Set task -
Below is a set of records; restate each one word for word.

Recorded information -
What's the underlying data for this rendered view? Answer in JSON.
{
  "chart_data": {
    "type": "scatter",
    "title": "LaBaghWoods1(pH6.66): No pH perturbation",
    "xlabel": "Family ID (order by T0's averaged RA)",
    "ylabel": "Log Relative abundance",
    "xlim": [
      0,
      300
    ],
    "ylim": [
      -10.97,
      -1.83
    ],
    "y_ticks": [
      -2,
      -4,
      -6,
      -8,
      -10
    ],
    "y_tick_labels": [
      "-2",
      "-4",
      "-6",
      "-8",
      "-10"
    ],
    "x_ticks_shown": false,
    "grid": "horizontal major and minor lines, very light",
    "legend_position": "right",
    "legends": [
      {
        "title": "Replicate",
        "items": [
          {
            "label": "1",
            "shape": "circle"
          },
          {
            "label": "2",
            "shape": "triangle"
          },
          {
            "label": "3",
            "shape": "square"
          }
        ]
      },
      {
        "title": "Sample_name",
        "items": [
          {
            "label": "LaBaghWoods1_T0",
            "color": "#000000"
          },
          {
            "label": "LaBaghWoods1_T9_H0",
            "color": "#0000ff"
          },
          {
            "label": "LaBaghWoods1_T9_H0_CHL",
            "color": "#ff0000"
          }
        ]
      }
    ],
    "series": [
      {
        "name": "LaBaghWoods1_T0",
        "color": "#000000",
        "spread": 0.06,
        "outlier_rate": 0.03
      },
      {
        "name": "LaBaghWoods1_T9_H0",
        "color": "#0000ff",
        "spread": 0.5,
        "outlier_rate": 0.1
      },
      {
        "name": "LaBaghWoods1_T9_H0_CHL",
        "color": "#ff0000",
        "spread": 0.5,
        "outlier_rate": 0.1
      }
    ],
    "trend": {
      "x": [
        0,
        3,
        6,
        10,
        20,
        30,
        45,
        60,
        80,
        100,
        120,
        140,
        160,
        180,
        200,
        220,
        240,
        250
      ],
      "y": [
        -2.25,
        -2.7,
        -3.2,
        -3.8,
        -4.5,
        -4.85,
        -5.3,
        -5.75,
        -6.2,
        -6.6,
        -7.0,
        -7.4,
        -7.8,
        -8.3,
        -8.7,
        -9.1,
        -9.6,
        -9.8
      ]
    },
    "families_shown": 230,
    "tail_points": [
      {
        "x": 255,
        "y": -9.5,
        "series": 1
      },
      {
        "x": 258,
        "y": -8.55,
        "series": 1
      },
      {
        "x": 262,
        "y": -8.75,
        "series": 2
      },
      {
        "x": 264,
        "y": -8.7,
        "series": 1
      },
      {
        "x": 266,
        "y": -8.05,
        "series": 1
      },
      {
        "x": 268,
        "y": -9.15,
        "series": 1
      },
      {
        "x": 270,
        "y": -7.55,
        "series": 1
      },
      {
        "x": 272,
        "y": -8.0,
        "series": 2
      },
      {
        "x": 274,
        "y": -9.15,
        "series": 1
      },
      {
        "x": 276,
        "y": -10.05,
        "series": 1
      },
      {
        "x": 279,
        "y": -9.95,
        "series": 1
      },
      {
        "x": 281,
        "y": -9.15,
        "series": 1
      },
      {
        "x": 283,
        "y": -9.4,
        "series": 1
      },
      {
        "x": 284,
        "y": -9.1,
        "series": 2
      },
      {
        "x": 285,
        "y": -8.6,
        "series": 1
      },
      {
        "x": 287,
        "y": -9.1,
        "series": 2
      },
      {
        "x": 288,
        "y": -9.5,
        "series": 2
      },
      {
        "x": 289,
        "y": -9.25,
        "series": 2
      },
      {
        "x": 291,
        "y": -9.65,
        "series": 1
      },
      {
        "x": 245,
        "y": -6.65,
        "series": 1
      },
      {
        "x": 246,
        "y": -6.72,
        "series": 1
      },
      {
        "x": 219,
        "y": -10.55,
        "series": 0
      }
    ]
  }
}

Answer to this task -
What's the underlying data for this rendered view? Answer in JSON.
{
  "chart_data": {
    "type": "scatter",
    "title": "LaBaghWoods1(pH6.66): No pH perturbation",
    "xlabel": "Family ID (order by T0's averaged RA)",
    "ylabel": "Log Relative abundance",
    "xlim": [
      0,
      300
    ],
    "ylim": [
      -10.97,
      -1.83
    ],
    "y_ticks": [
      -2,
      -4,
      -6,
      -8,
      -10
    ],
    "y_tick_labels": [
      "-2",
      "-4",
      "-6",
      "-8",
      "-10"
    ],
    "x_ticks_shown": false,
    "grid": "horizontal major and minor lines, very light",
    "legend_position": "right",
    "legends": [
      {
        "title": "Replicate",
        "items": [
          {
            "label": "1",
            "shape": "circle"
          },
          {
            "label": "2",
            "shape": "triangle"
          },
          {
            "label": "3",
            "shape": "square"
          }
        ]
      },
      {
        "title": "Sample_name",
        "items": [
          {
            "label": "LaBaghWoods1_T0",
            "color": "#000000"
          },
          {
            "label": "LaBaghWoods1_T9_H0",
            "color": "#0000ff"
          },
          {
            "label": "LaBaghWoods1_T9_H0_CHL",
            "color": "#ff0000"
          }
        ]
      }
    ],
    "series": [
      {
        "name": "LaBaghWoods1_T0",
        "color": "#000000",
        "spread": 0.06,
        "outlier_rate": 0.03
      },
      {
        "name": "LaBaghWoods1_T9_H0",
        "color": "#0000ff",
        "spread": 0.5,
        "outlier_rate": 0.1
      },
      {
        "name": "LaBaghWoods1_T9_H0_CHL",
        "color": "#ff0000",
        "spread": 0.5,
        "outlier_rate": 0.1
      }
    ],
    "trend": {
      "x": [
        0,
        3,
        6,
        10,
        20,
        30,
        45,
        60,
        80,
        100,
        120,
        140,
        160,
        180,
        200,
        220,
        240,
        250
      ],
      "y": [
        -2.25,
        -2.7,
        -3.2,
        -3.8,
        -4.5,
        -4.85,
        -5.3,
        -5.75,
        -6.2,
        -6.6,
        -7.0,
        -7.4,
        -7.8,
        -8.3,
        -8.7,
        -9.1,
        -9.6,
        -9.8
      ]
    },
    "families_shown": 230,
    "tail_points": [
      {
        "x": 255,
        "y": -9.5,
        "series": 1
      },
      {
        "x": 258,
        "y": -8.55,
        "series": 1
      },
      {
        "x": 262,
        "y": -8.75,
        "series": 2
      },
      {
        "x": 264,
        "y": -8.7,
        "series": 1
      },
      {
        "x": 266,
        "y": -8.05,
        "series": 1
      },
      {
        "x": 268,
        "y": -9.15,
        "series": 1
      },
      {
        "x": 270,
        "y": -7.55,
        "series": 1
      },
      {
        "x": 272,
        "y": -8.0,
        "series": 2
      },
      {
        "x": 274,
        "y": -9.15,
        "series": 1
      },
      {
        "x": 276,
        "y": -10.05,
        "series": 1
      },
      {
        "x": 279,
        "y": -9.95,
        "series": 1
      },
      {
        "x": 281,
        "y": -9.15,
        "series": 1
      },
      {
        "x": 283,
        "y": -9.4,
        "series": 1
      },
      {
        "x": 284,
        "y": -9.1,
        "series": 2
      },
      {
        "x": 285,
        "y": -8.6,
        "series": 1
      },
      {
        "x": 287,
        "y": -9.1,
        "series": 2
      },
      {
        "x": 288,
        "y": -9.5,
        "series": 2
      },
      {
        "x": 289,
        "y": -9.25,
        "series": 2
      },
      {
        "x": 291,
        "y": -9.65,
        "series": 1
      },
      {
        "x": 245,
        "y": -6.65,
        "series": 1
      },
      {
        "x": 246,
        "y": -6.72,
        "series": 1
      },
      {
        "x": 219,
        "y": -10.55,
        "series": 0
      }
    ]
  }
}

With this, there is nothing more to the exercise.